■ DATA SUPPLIED:

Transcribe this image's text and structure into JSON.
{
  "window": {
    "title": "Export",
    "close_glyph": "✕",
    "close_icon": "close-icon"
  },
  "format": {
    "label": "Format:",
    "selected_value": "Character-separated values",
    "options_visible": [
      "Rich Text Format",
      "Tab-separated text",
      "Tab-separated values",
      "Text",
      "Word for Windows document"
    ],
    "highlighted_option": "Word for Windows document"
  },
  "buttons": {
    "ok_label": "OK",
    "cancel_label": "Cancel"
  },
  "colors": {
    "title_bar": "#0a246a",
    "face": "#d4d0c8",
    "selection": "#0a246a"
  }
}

■ DIRECTIONS FOR THIS TASK: Restate all of the entries exactly, please.

■ TASK OUTPUT:
Transcribe this image's text and structure into JSON.
{
  "window": {
    "title": "Export",
    "close_glyph": "✕",
    "close_icon": "close-icon"
  },
  "format": {
    "label": "Format:",
    "selected_value": "Character-separated values",
    "options_visible": [
      "Rich Text Format",
      "Tab-separated text",
      "Tab-separated values",
      "Text",
      "Word for Windows document"
    ],
    "highlighted_option": "Word for Windows document"
  },
  "buttons": {
    "ok_label": "OK",
    "cancel_label": "Cancel"
  },
  "colors": {
    "title_bar": "#0a246a",
    "face": "#d4d0c8",
    "selection": "#0a246a"
  }
}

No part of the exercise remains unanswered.